** BEGIN DATA SUPPLIED **

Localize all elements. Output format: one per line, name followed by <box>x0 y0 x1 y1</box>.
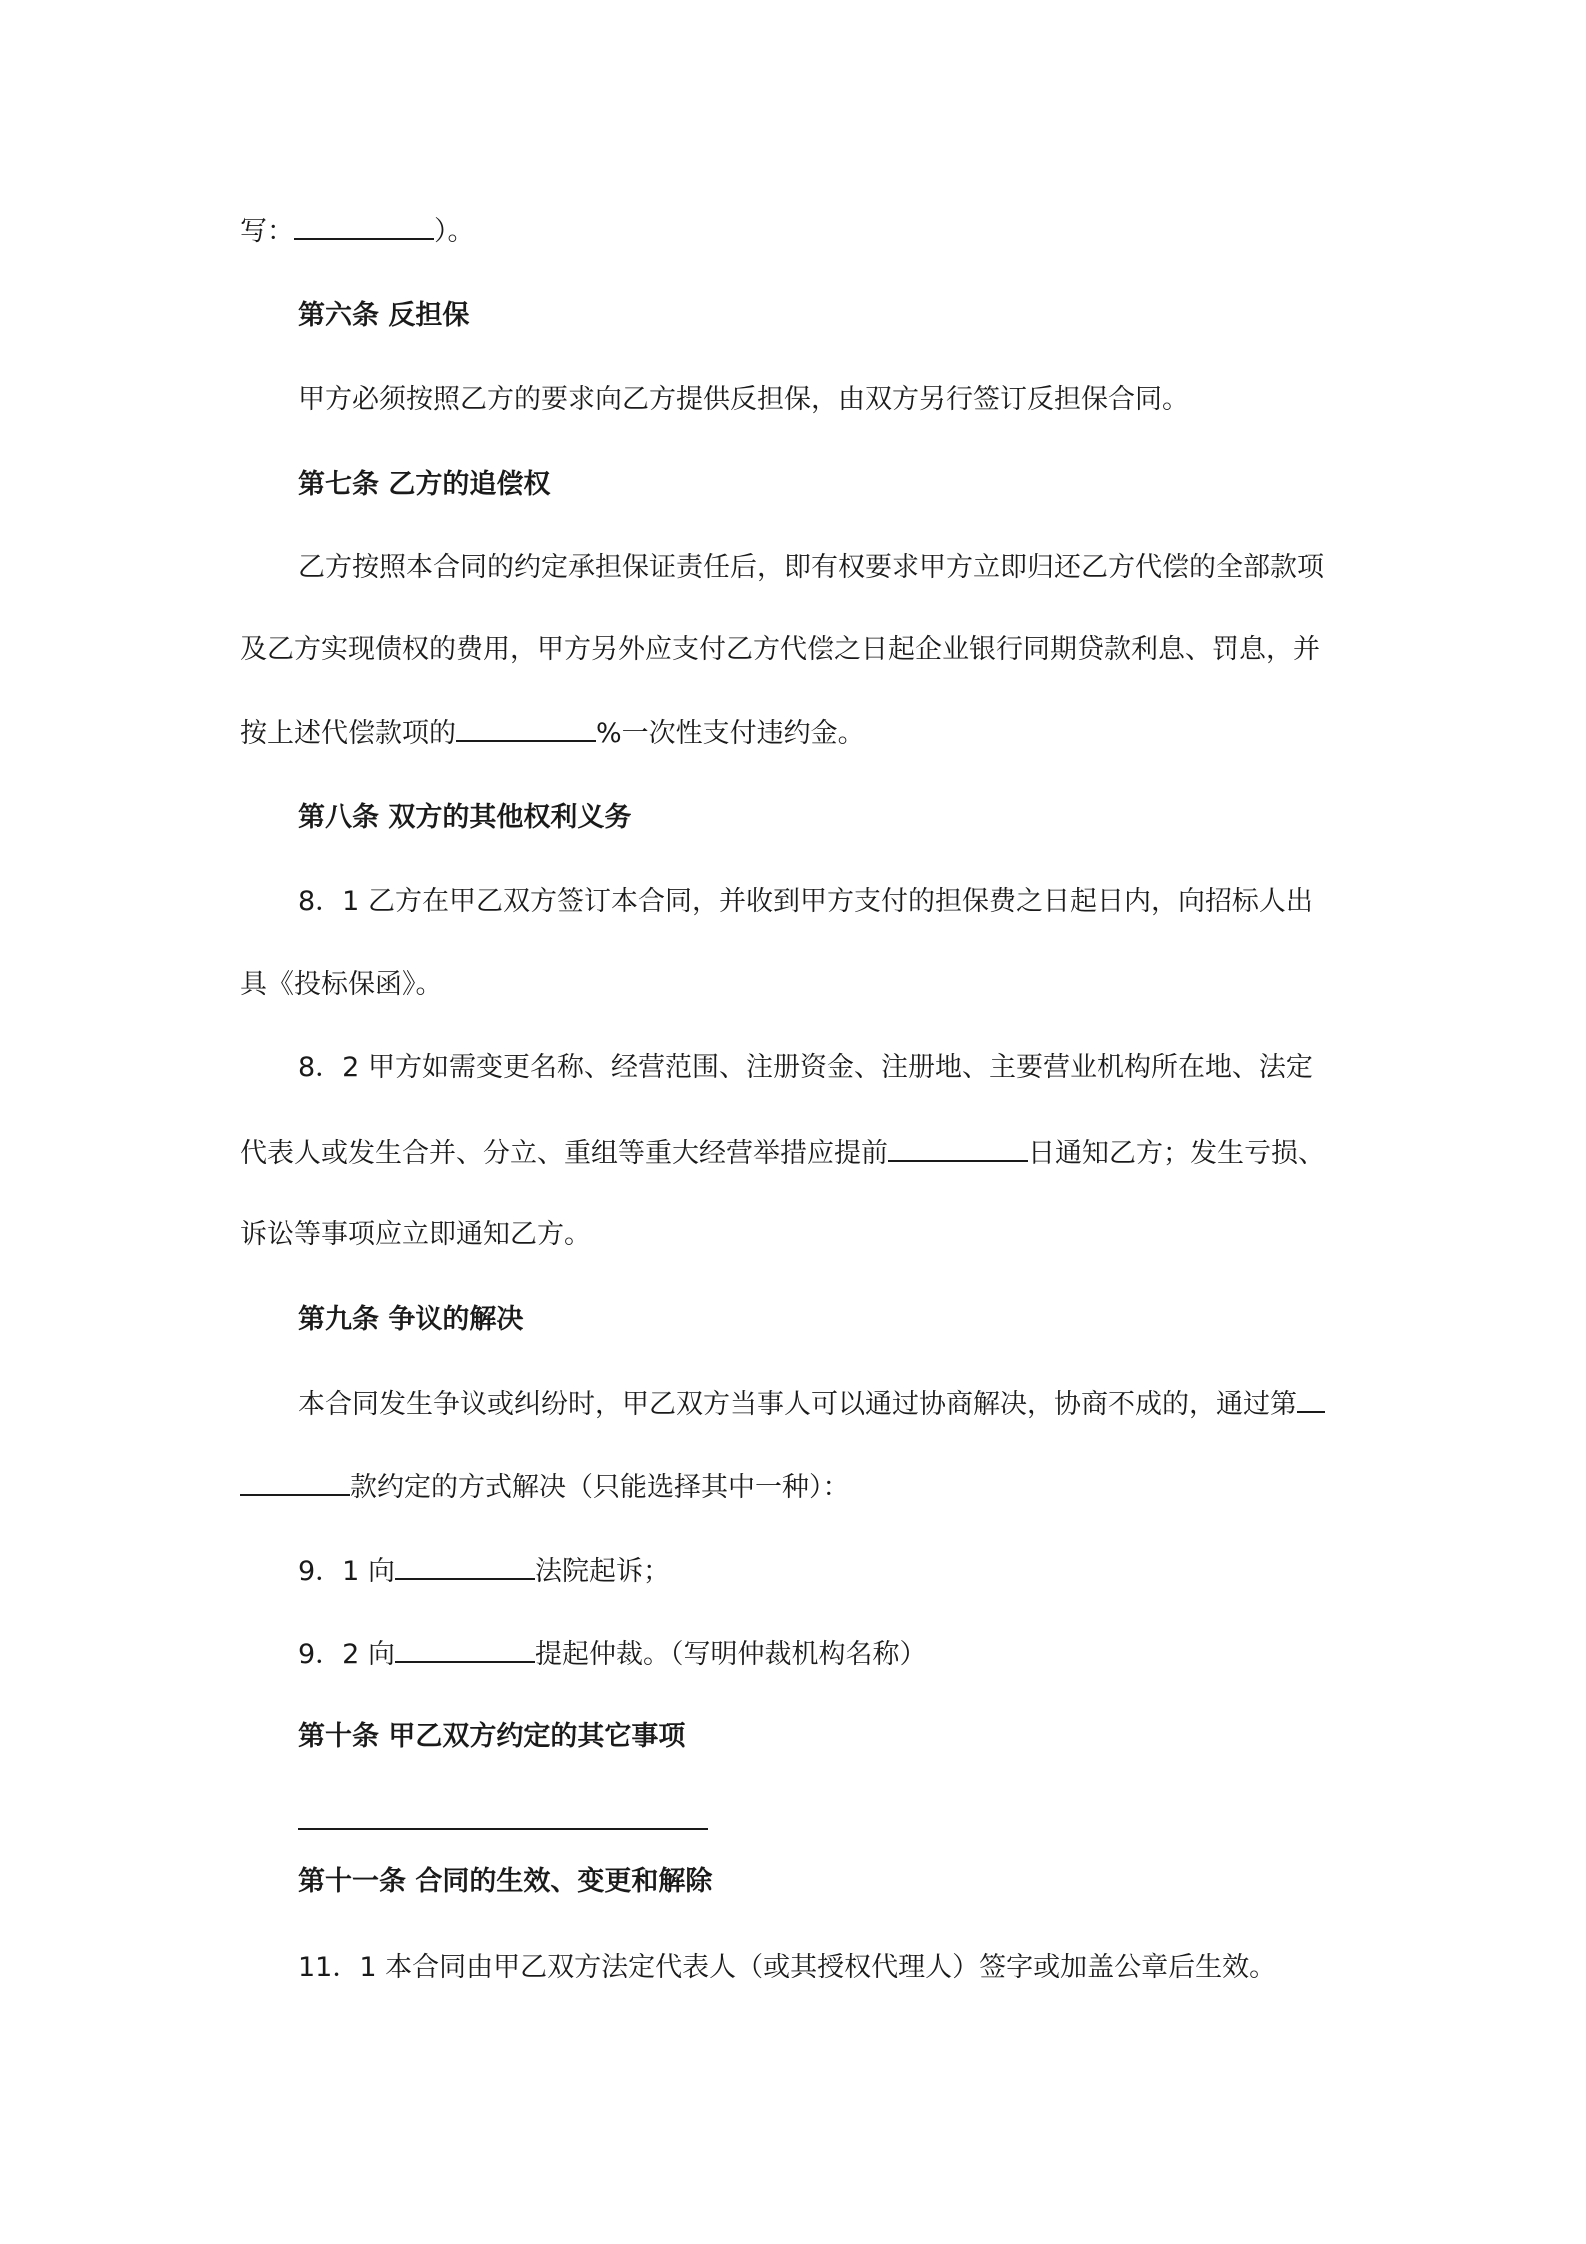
fill-in-blank[interactable] <box>888 1132 1028 1162</box>
text-segment: 代表人或发生合并、分立、重组等重大经营举措应提前 <box>240 1138 888 1169</box>
text-segment: ）。 <box>434 216 475 247</box>
text-segment: 提起仲裁。（写明仲裁机构名称） <box>534 1639 927 1670</box>
paragraph-line <box>298 1633 1356 1673</box>
article-7-heading: 第七条 乙方的追偿权 <box>298 469 551 500</box>
text-segment: %一次性支付违约金。 <box>596 718 865 749</box>
paragraph-line <box>240 712 1356 752</box>
fill-in-blank[interactable] <box>240 1466 350 1496</box>
paragraph-line: 及乙方实现债权的费用，甲方另外应支付乙方代偿之日起企业银行同期贷款利息、罚息，并 <box>240 634 1320 665</box>
paragraph-line: 8．1 乙方在甲乙双方签订本合同，并收到甲方支付的担保费之日起日内，向招标人出 <box>298 886 1313 917</box>
fill-in-blank[interactable] <box>294 210 434 240</box>
article-11-heading: 第十一条 合同的生效、变更和解除 <box>298 1866 713 1897</box>
fill-in-blank[interactable] <box>395 1550 535 1580</box>
fill-in-blank[interactable] <box>298 1800 708 1830</box>
paragraph-line <box>298 1800 1356 1840</box>
paragraph-line: 诉讼等事项应立即通知乙方。 <box>240 1219 591 1250</box>
text-segment: 写： <box>240 216 294 247</box>
article-8-heading: 第八条 双方的其他权利义务 <box>298 802 632 833</box>
text-segment: 9．1 向 <box>298 1556 395 1587</box>
text-segment: 法院起诉； <box>534 1556 670 1587</box>
paragraph-line: 11．1 本合同由甲乙双方法定代表人（或其授权代理人）签字或加盖公章后生效。 <box>298 1952 1277 1983</box>
fill-in-blank[interactable] <box>1297 1383 1325 1413</box>
paragraph-line <box>240 1132 1356 1172</box>
fill-in-blank[interactable] <box>456 712 596 742</box>
text-segment: 款约定的方式解决（只能选择其中一种）： <box>350 1472 850 1503</box>
paragraph-line <box>240 1466 1356 1506</box>
article-6-heading: 第六条 反担保 <box>298 300 470 331</box>
text-segment: 本合同发生争议或纠纷时，甲乙双方当事人可以通过协商解决，协商不成的，通过第 <box>298 1389 1297 1420</box>
text-segment: 按上述代偿款项的 <box>240 718 456 749</box>
paragraph-line: 8．2 甲方如需变更名称、经营范围、注册资金、注册地、主要营业机构所在地、法定 <box>298 1052 1313 1083</box>
paragraph-line <box>298 1550 1356 1590</box>
text-segment: 日通知乙方；发生亏损、 <box>1028 1138 1325 1169</box>
paragraph-line: 甲方必须按照乙方的要求向乙方提供反担保，由双方另行签订反担保合同。 <box>298 384 1189 415</box>
paragraph-line: 乙方按照本合同的约定承担保证责任后，即有权要求甲方立即归还乙方代偿的全部款项 <box>298 552 1324 583</box>
article-10-heading: 第十条 甲乙双方约定的其它事项 <box>298 1721 686 1752</box>
text-segment: 9．2 向 <box>298 1639 395 1670</box>
text-line <box>240 210 1356 250</box>
article-9-heading: 第九条 争议的解决 <box>298 1304 524 1335</box>
paragraph-line <box>298 1383 1356 1423</box>
fill-in-blank[interactable] <box>395 1633 535 1663</box>
paragraph-line: 具《投标保函》。 <box>240 969 443 1000</box>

** END DATA SUPPLIED **

● **SHORT EXERCISE**
Please write out every line of the data above verbatim, leaving out the pictures.

● **RESPONSE**
Localize all elements. Output format: one per line, name followed by <box>x0 y0 x1 y1</box>.
fill-in-blank[interactable] <box>888 1132 1028 1162</box>
text-segment: 代表人或发生合并、分立、重组等重大经营举措应提前 <box>240 1138 888 1169</box>
text-segment: ）。 <box>434 216 475 247</box>
text-segment: 提起仲裁。（写明仲裁机构名称） <box>534 1639 927 1670</box>
paragraph-line <box>298 1633 1356 1673</box>
article-7-heading: 第七条 乙方的追偿权 <box>298 469 551 500</box>
text-segment: %一次性支付违约金。 <box>596 718 865 749</box>
paragraph-line <box>240 712 1356 752</box>
fill-in-blank[interactable] <box>240 1466 350 1496</box>
paragraph-line: 及乙方实现债权的费用，甲方另外应支付乙方代偿之日起企业银行同期贷款利息、罚息，并 <box>240 634 1320 665</box>
paragraph-line: 8．1 乙方在甲乙双方签订本合同，并收到甲方支付的担保费之日起日内，向招标人出 <box>298 886 1313 917</box>
fill-in-blank[interactable] <box>294 210 434 240</box>
article-11-heading: 第十一条 合同的生效、变更和解除 <box>298 1866 713 1897</box>
fill-in-blank[interactable] <box>395 1550 535 1580</box>
fill-in-blank[interactable] <box>298 1800 708 1830</box>
paragraph-line <box>298 1800 1356 1840</box>
paragraph-line: 诉讼等事项应立即通知乙方。 <box>240 1219 591 1250</box>
text-segment: 写： <box>240 216 294 247</box>
article-8-heading: 第八条 双方的其他权利义务 <box>298 802 632 833</box>
text-segment: 9．1 向 <box>298 1556 395 1587</box>
text-segment: 法院起诉； <box>534 1556 670 1587</box>
paragraph-line: 11．1 本合同由甲乙双方法定代表人（或其授权代理人）签字或加盖公章后生效。 <box>298 1952 1277 1983</box>
fill-in-blank[interactable] <box>1297 1383 1325 1413</box>
paragraph-line <box>240 1132 1356 1172</box>
fill-in-blank[interactable] <box>456 712 596 742</box>
text-segment: 款约定的方式解决（只能选择其中一种）： <box>350 1472 850 1503</box>
paragraph-line <box>240 1466 1356 1506</box>
article-6-heading: 第六条 反担保 <box>298 300 470 331</box>
text-segment: 本合同发生争议或纠纷时，甲乙双方当事人可以通过协商解决，协商不成的，通过第 <box>298 1389 1297 1420</box>
text-segment: 按上述代偿款项的 <box>240 718 456 749</box>
paragraph-line: 8．2 甲方如需变更名称、经营范围、注册资金、注册地、主要营业机构所在地、法定 <box>298 1052 1313 1083</box>
paragraph-line <box>298 1550 1356 1590</box>
text-segment: 日通知乙方；发生亏损、 <box>1028 1138 1325 1169</box>
paragraph-line: 甲方必须按照乙方的要求向乙方提供反担保，由双方另行签订反担保合同。 <box>298 384 1189 415</box>
paragraph-line: 乙方按照本合同的约定承担保证责任后，即有权要求甲方立即归还乙方代偿的全部款项 <box>298 552 1324 583</box>
article-10-heading: 第十条 甲乙双方约定的其它事项 <box>298 1721 686 1752</box>
text-segment: 9．2 向 <box>298 1639 395 1670</box>
text-line <box>240 210 1356 250</box>
article-9-heading: 第九条 争议的解决 <box>298 1304 524 1335</box>
paragraph-line <box>298 1383 1356 1423</box>
fill-in-blank[interactable] <box>395 1633 535 1663</box>
paragraph-line: 具《投标保函》。 <box>240 969 443 1000</box>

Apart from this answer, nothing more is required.